§ **WHAT THE EXERCISE ASKS**
Will you output the entries below exactly, skipping every image they contain?

Excerpts from a figure dataset
● ● ● ● ● ● ●

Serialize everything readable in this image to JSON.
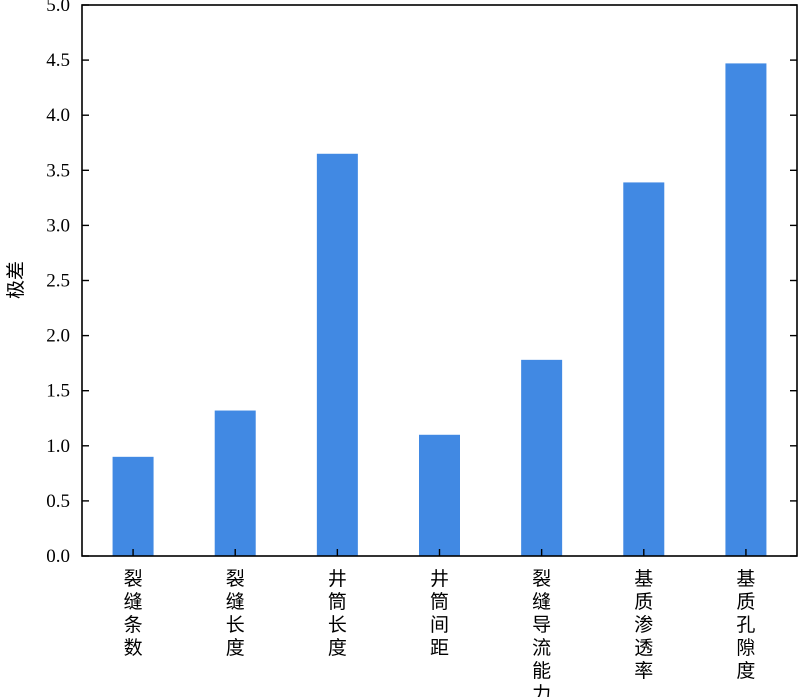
{
  "chart_data": {
    "type": "bar",
    "title": "",
    "xlabel": "",
    "ylabel": "极差",
    "ylim": [
      0,
      5.0
    ],
    "yticks": [
      "0.0",
      "0.5",
      "1.0",
      "1.5",
      "2.0",
      "2.5",
      "3.0",
      "3.5",
      "4.0",
      "4.5",
      "5.0"
    ],
    "categories": [
      "裂缝条数",
      "裂缝长度",
      "井筒长度",
      "井筒间距",
      "裂缝导流能力",
      "基质渗透率",
      "基质孔隙度"
    ],
    "values": [
      0.9,
      1.32,
      3.65,
      1.1,
      1.78,
      3.39,
      4.47
    ],
    "bar_color": "#4189e3",
    "grid": false,
    "legend": "none"
  }
}
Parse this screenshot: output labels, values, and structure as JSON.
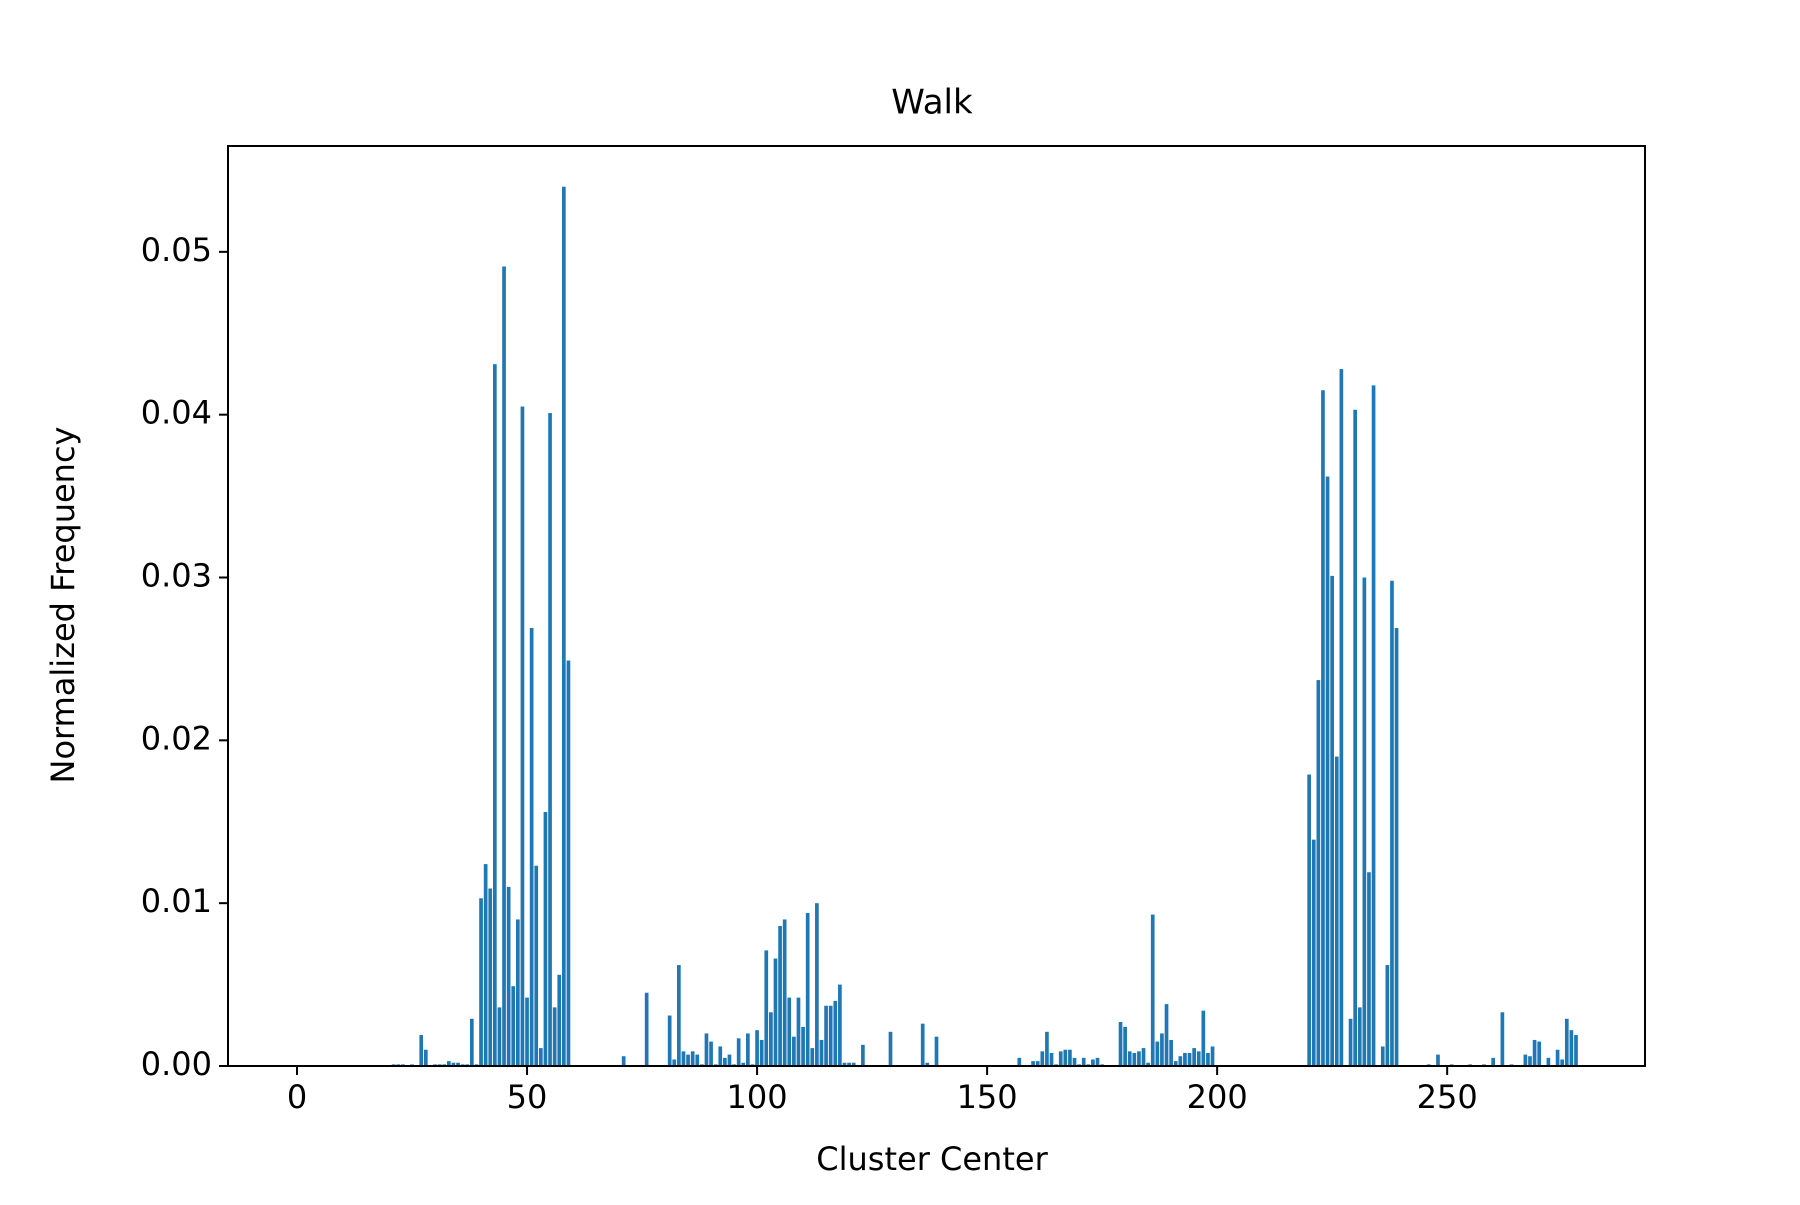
{
  "chart_data": {
    "type": "bar",
    "title": "Walk",
    "xlabel": "Cluster Center",
    "ylabel": "Normalized Frequency",
    "xlim": [
      -15,
      293
    ],
    "ylim": [
      0,
      0.0565
    ],
    "xticks": [
      0,
      50,
      100,
      150,
      200,
      250
    ],
    "xtick_labels": [
      "0",
      "50",
      "100",
      "150",
      "200",
      "250"
    ],
    "yticks": [
      0,
      0.01,
      0.02,
      0.03,
      0.04,
      0.05
    ],
    "ytick_labels": [
      "0.00",
      "0.01",
      "0.02",
      "0.03",
      "0.04",
      "0.05"
    ],
    "grid": false,
    "bar_color": "#1f77b4",
    "x": [
      21,
      22,
      23,
      25,
      27,
      28,
      30,
      31,
      32,
      33,
      34,
      35,
      36,
      37,
      38,
      39,
      40,
      41,
      42,
      43,
      44,
      45,
      46,
      47,
      48,
      49,
      50,
      51,
      52,
      53,
      54,
      55,
      56,
      57,
      58,
      59,
      71,
      76,
      81,
      82,
      83,
      84,
      85,
      86,
      87,
      88,
      89,
      90,
      91,
      92,
      93,
      94,
      95,
      96,
      97,
      98,
      99,
      100,
      101,
      102,
      103,
      104,
      105,
      106,
      107,
      108,
      109,
      110,
      111,
      112,
      113,
      114,
      115,
      116,
      117,
      118,
      119,
      120,
      121,
      123,
      129,
      136,
      137,
      139,
      157,
      160,
      161,
      162,
      163,
      164,
      165,
      166,
      167,
      168,
      169,
      170,
      171,
      172,
      173,
      174,
      175,
      179,
      180,
      181,
      182,
      183,
      184,
      185,
      186,
      187,
      188,
      189,
      190,
      191,
      192,
      193,
      194,
      195,
      196,
      197,
      198,
      199,
      220,
      221,
      222,
      223,
      224,
      225,
      226,
      227,
      229,
      230,
      231,
      232,
      233,
      234,
      236,
      237,
      238,
      239,
      246,
      248,
      251,
      255,
      258,
      260,
      262,
      264,
      267,
      268,
      269,
      270,
      272,
      274,
      275,
      276,
      277,
      278
    ],
    "values": [
      0.0001,
      0.0001,
      0.0001,
      0.0001,
      0.0019,
      0.001,
      0.0001,
      0.0001,
      0.0001,
      0.0003,
      0.0002,
      0.0002,
      0.0001,
      0.0001,
      0.0029,
      0.0001,
      0.0103,
      0.0124,
      0.0109,
      0.0431,
      0.0036,
      0.0491,
      0.011,
      0.0049,
      0.009,
      0.0405,
      0.0042,
      0.0269,
      0.0123,
      0.0011,
      0.0156,
      0.0401,
      0.0036,
      0.0056,
      0.054,
      0.0249,
      0.0006,
      0.0045,
      0.0031,
      0.0004,
      0.0062,
      0.0009,
      0.0007,
      0.0009,
      0.0007,
      0.0001,
      0.002,
      0.0015,
      0.0001,
      0.0012,
      0.0005,
      0.0007,
      0.0001,
      0.0017,
      0.0002,
      0.002,
      0.0001,
      0.0022,
      0.0016,
      0.0071,
      0.0033,
      0.0066,
      0.0086,
      0.009,
      0.0042,
      0.0018,
      0.0042,
      0.0024,
      0.0094,
      0.0011,
      0.01,
      0.0016,
      0.0037,
      0.0037,
      0.004,
      0.005,
      0.0002,
      0.0002,
      0.0002,
      0.0013,
      0.0021,
      0.0026,
      0.0002,
      0.0018,
      0.0005,
      0.0003,
      0.0003,
      0.0009,
      0.0021,
      0.0008,
      0.0001,
      0.0009,
      0.001,
      0.001,
      0.0005,
      0.0001,
      0.0005,
      0.0001,
      0.0004,
      0.0005,
      0.0001,
      0.0027,
      0.0024,
      0.0009,
      0.0008,
      0.0009,
      0.0011,
      0.0002,
      0.0093,
      0.0015,
      0.002,
      0.0038,
      0.0016,
      0.0003,
      0.0006,
      0.0008,
      0.0008,
      0.0011,
      0.0009,
      0.0034,
      0.0008,
      0.0012,
      0.0179,
      0.0139,
      0.0237,
      0.0415,
      0.0362,
      0.0301,
      0.019,
      0.0428,
      0.0029,
      0.0403,
      0.0036,
      0.03,
      0.0119,
      0.0418,
      0.0012,
      0.0062,
      0.0298,
      0.0269,
      0.0001,
      0.0007,
      0.0001,
      0.0001,
      0.0001,
      0.0005,
      0.0033,
      0.0001,
      0.0007,
      0.0006,
      0.0016,
      0.0015,
      0.0005,
      0.001,
      0.0004,
      0.0029,
      0.0022,
      0.0019
    ]
  }
}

● ● ● ● ● ● ●

§ **FULL ANSWER**
Serialize everything readable in this image to JSON.
{
  "chart_data": {
    "type": "bar",
    "title": "",
    "xlabel": "",
    "ylabel": "极差",
    "ylim": [
      0,
      5.0
    ],
    "yticks": [
      "0.0",
      "0.5",
      "1.0",
      "1.5",
      "2.0",
      "2.5",
      "3.0",
      "3.5",
      "4.0",
      "4.5",
      "5.0"
    ],
    "categories": [
      "裂缝条数",
      "裂缝长度",
      "井筒长度",
      "井筒间距",
      "裂缝导流能力",
      "基质渗透率",
      "基质孔隙度"
    ],
    "values": [
      0.9,
      1.32,
      3.65,
      1.1,
      1.78,
      3.39,
      4.47
    ],
    "bar_color": "#4189e3",
    "grid": false,
    "legend": "none"
  }
}
Parse this screenshot: output labels, values, and structure as JSON.
{
  "chart_data": {
    "type": "bar",
    "title": "Walk",
    "xlabel": "Cluster Center",
    "ylabel": "Normalized Frequency",
    "xlim": [
      -15,
      293
    ],
    "ylim": [
      0,
      0.0565
    ],
    "xticks": [
      0,
      50,
      100,
      150,
      200,
      250
    ],
    "xtick_labels": [
      "0",
      "50",
      "100",
      "150",
      "200",
      "250"
    ],
    "yticks": [
      0,
      0.01,
      0.02,
      0.03,
      0.04,
      0.05
    ],
    "ytick_labels": [
      "0.00",
      "0.01",
      "0.02",
      "0.03",
      "0.04",
      "0.05"
    ],
    "grid": false,
    "bar_color": "#1f77b4",
    "x": [
      21,
      22,
      23,
      25,
      27,
      28,
      30,
      31,
      32,
      33,
      34,
      35,
      36,
      37,
      38,
      39,
      40,
      41,
      42,
      43,
      44,
      45,
      46,
      47,
      48,
      49,
      50,
      51,
      52,
      53,
      54,
      55,
      56,
      57,
      58,
      59,
      71,
      76,
      81,
      82,
      83,
      84,
      85,
      86,
      87,
      88,
      89,
      90,
      91,
      92,
      93,
      94,
      95,
      96,
      97,
      98,
      99,
      100,
      101,
      102,
      103,
      104,
      105,
      106,
      107,
      108,
      109,
      110,
      111,
      112,
      113,
      114,
      115,
      116,
      117,
      118,
      119,
      120,
      121,
      123,
      129,
      136,
      137,
      139,
      157,
      160,
      161,
      162,
      163,
      164,
      165,
      166,
      167,
      168,
      169,
      170,
      171,
      172,
      173,
      174,
      175,
      179,
      180,
      181,
      182,
      183,
      184,
      185,
      186,
      187,
      188,
      189,
      190,
      191,
      192,
      193,
      194,
      195,
      196,
      197,
      198,
      199,
      220,
      221,
      222,
      223,
      224,
      225,
      226,
      227,
      229,
      230,
      231,
      232,
      233,
      234,
      236,
      237,
      238,
      239,
      246,
      248,
      251,
      255,
      258,
      260,
      262,
      264,
      267,
      268,
      269,
      270,
      272,
      274,
      275,
      276,
      277,
      278
    ],
    "values": [
      0.0001,
      0.0001,
      0.0001,
      0.0001,
      0.0019,
      0.001,
      0.0001,
      0.0001,
      0.0001,
      0.0003,
      0.0002,
      0.0002,
      0.0001,
      0.0001,
      0.0029,
      0.0001,
      0.0103,
      0.0124,
      0.0109,
      0.0431,
      0.0036,
      0.0491,
      0.011,
      0.0049,
      0.009,
      0.0405,
      0.0042,
      0.0269,
      0.0123,
      0.0011,
      0.0156,
      0.0401,
      0.0036,
      0.0056,
      0.054,
      0.0249,
      0.0006,
      0.0045,
      0.0031,
      0.0004,
      0.0062,
      0.0009,
      0.0007,
      0.0009,
      0.0007,
      0.0001,
      0.002,
      0.0015,
      0.0001,
      0.0012,
      0.0005,
      0.0007,
      0.0001,
      0.0017,
      0.0002,
      0.002,
      0.0001,
      0.0022,
      0.0016,
      0.0071,
      0.0033,
      0.0066,
      0.0086,
      0.009,
      0.0042,
      0.0018,
      0.0042,
      0.0024,
      0.0094,
      0.0011,
      0.01,
      0.0016,
      0.0037,
      0.0037,
      0.004,
      0.005,
      0.0002,
      0.0002,
      0.0002,
      0.0013,
      0.0021,
      0.0026,
      0.0002,
      0.0018,
      0.0005,
      0.0003,
      0.0003,
      0.0009,
      0.0021,
      0.0008,
      0.0001,
      0.0009,
      0.001,
      0.001,
      0.0005,
      0.0001,
      0.0005,
      0.0001,
      0.0004,
      0.0005,
      0.0001,
      0.0027,
      0.0024,
      0.0009,
      0.0008,
      0.0009,
      0.0011,
      0.0002,
      0.0093,
      0.0015,
      0.002,
      0.0038,
      0.0016,
      0.0003,
      0.0006,
      0.0008,
      0.0008,
      0.0011,
      0.0009,
      0.0034,
      0.0008,
      0.0012,
      0.0179,
      0.0139,
      0.0237,
      0.0415,
      0.0362,
      0.0301,
      0.019,
      0.0428,
      0.0029,
      0.0403,
      0.0036,
      0.03,
      0.0119,
      0.0418,
      0.0012,
      0.0062,
      0.0298,
      0.0269,
      0.0001,
      0.0007,
      0.0001,
      0.0001,
      0.0001,
      0.0005,
      0.0033,
      0.0001,
      0.0007,
      0.0006,
      0.0016,
      0.0015,
      0.0005,
      0.001,
      0.0004,
      0.0029,
      0.0022,
      0.0019
    ]
  }
}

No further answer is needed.